**Given task:** Repeat each record below exactly as given.

*** Data section ***

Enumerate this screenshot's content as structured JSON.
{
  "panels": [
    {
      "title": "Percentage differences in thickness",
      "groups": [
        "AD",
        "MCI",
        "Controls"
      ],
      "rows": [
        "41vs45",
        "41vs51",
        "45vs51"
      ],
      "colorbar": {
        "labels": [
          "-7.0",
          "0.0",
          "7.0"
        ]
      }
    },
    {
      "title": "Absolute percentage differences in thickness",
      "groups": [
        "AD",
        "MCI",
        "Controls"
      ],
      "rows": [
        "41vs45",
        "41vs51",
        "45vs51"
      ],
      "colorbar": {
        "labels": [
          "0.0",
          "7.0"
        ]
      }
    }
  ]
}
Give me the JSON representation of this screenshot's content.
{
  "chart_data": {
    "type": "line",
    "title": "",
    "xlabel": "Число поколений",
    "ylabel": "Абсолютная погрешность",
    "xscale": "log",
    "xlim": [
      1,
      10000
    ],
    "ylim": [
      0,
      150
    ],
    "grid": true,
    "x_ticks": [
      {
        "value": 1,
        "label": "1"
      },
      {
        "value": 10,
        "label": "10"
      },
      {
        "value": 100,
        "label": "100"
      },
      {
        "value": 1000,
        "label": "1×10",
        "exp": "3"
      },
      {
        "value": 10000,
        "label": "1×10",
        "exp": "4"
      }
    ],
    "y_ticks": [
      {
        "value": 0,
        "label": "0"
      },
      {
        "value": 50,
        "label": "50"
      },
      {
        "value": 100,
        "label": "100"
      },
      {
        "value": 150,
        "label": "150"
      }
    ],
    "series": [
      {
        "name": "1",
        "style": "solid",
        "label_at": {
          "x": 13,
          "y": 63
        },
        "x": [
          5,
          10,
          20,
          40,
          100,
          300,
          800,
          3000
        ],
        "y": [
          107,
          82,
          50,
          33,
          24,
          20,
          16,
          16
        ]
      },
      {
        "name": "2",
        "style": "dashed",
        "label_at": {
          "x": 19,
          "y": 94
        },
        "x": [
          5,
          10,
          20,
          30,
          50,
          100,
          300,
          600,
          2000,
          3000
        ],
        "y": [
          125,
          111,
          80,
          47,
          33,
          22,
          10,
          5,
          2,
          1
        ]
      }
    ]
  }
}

***

**Task response:**
Enumerate this screenshot's content as structured JSON.
{
  "panels": [
    {
      "title": "Percentage differences in thickness",
      "groups": [
        "AD",
        "MCI",
        "Controls"
      ],
      "rows": [
        "41vs45",
        "41vs51",
        "45vs51"
      ],
      "colorbar": {
        "labels": [
          "-7.0",
          "0.0",
          "7.0"
        ]
      }
    },
    {
      "title": "Absolute percentage differences in thickness",
      "groups": [
        "AD",
        "MCI",
        "Controls"
      ],
      "rows": [
        "41vs45",
        "41vs51",
        "45vs51"
      ],
      "colorbar": {
        "labels": [
          "0.0",
          "7.0"
        ]
      }
    }
  ]
}
Give me the JSON representation of this screenshot's content.
{
  "chart_data": {
    "type": "line",
    "title": "",
    "xlabel": "Число поколений",
    "ylabel": "Абсолютная погрешность",
    "xscale": "log",
    "xlim": [
      1,
      10000
    ],
    "ylim": [
      0,
      150
    ],
    "grid": true,
    "x_ticks": [
      {
        "value": 1,
        "label": "1"
      },
      {
        "value": 10,
        "label": "10"
      },
      {
        "value": 100,
        "label": "100"
      },
      {
        "value": 1000,
        "label": "1×10",
        "exp": "3"
      },
      {
        "value": 10000,
        "label": "1×10",
        "exp": "4"
      }
    ],
    "y_ticks": [
      {
        "value": 0,
        "label": "0"
      },
      {
        "value": 50,
        "label": "50"
      },
      {
        "value": 100,
        "label": "100"
      },
      {
        "value": 150,
        "label": "150"
      }
    ],
    "series": [
      {
        "name": "1",
        "style": "solid",
        "label_at": {
          "x": 13,
          "y": 63
        },
        "x": [
          5,
          10,
          20,
          40,
          100,
          300,
          800,
          3000
        ],
        "y": [
          107,
          82,
          50,
          33,
          24,
          20,
          16,
          16
        ]
      },
      {
        "name": "2",
        "style": "dashed",
        "label_at": {
          "x": 19,
          "y": 94
        },
        "x": [
          5,
          10,
          20,
          30,
          50,
          100,
          300,
          600,
          2000,
          3000
        ],
        "y": [
          125,
          111,
          80,
          47,
          33,
          22,
          10,
          5,
          2,
          1
        ]
      }
    ]
  }
}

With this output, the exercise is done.